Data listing
-- -- --

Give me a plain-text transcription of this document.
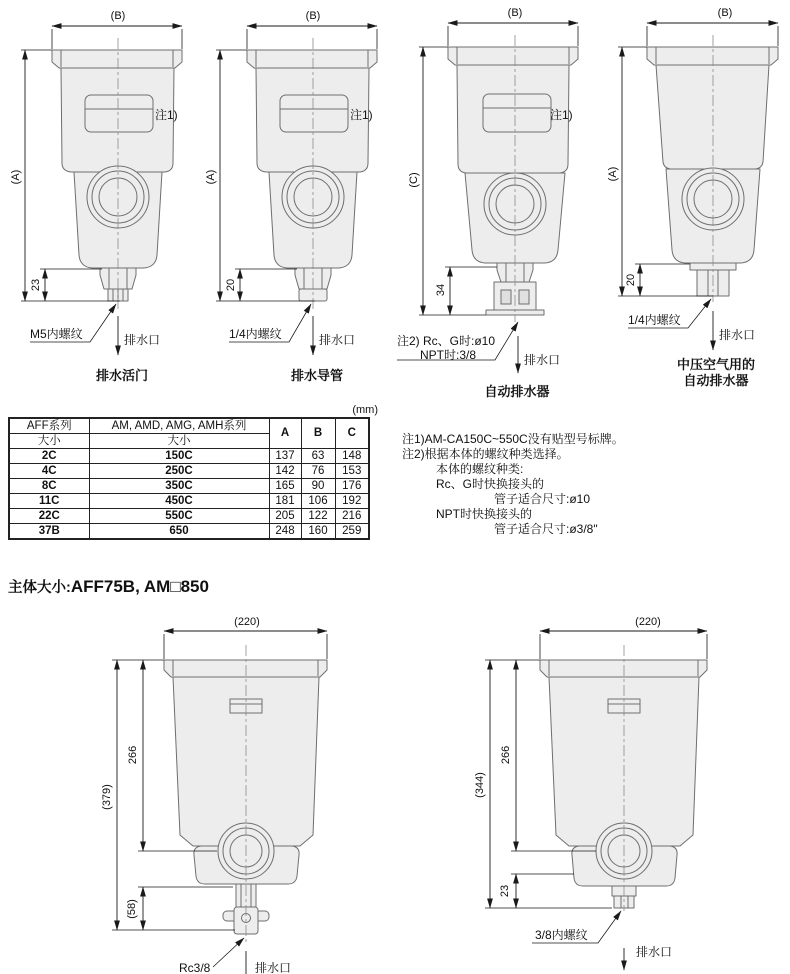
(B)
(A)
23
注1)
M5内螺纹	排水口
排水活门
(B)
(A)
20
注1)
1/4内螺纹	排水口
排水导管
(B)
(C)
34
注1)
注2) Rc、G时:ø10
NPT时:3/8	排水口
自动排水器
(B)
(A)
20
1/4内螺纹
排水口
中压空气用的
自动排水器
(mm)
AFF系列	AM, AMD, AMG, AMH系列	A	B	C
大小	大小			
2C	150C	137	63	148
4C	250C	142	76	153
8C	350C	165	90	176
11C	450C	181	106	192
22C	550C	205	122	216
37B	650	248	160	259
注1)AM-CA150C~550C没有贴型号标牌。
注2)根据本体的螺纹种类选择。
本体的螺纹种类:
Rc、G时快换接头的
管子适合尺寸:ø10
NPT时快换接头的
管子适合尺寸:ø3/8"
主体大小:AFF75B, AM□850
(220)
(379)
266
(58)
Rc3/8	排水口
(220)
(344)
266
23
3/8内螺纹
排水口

-- -- --

Leave out the pictures and retype every line above exactly.

Give me a plain-text transcription of this document.
(B)
(A)
23
注1)
M5内螺纹	排水口
排水活门
(B)
(A)
20
注1)
1/4内螺纹	排水口
排水导管
(B)
(C)
34
注1)
注2) Rc、G时:ø10
NPT时:3/8	排水口
自动排水器
(B)
(A)
20
1/4内螺纹
排水口
中压空气用的
自动排水器
(mm)
AFF系列	AM, AMD, AMG, AMH系列	A	B	C
大小	大小			
2C	150C	137	63	148
4C	250C	142	76	153
8C	350C	165	90	176
11C	450C	181	106	192
22C	550C	205	122	216
37B	650	248	160	259
注1)AM-CA150C~550C没有贴型号标牌。
注2)根据本体的螺纹种类选择。
本体的螺纹种类:
Rc、G时快换接头的
管子适合尺寸:ø10
NPT时快换接头的
管子适合尺寸:ø3/8"
主体大小:AFF75B, AM□850
(220)
(379)
266
(58)
Rc3/8	排水口
(220)
(344)
266
23
3/8内螺纹
排水口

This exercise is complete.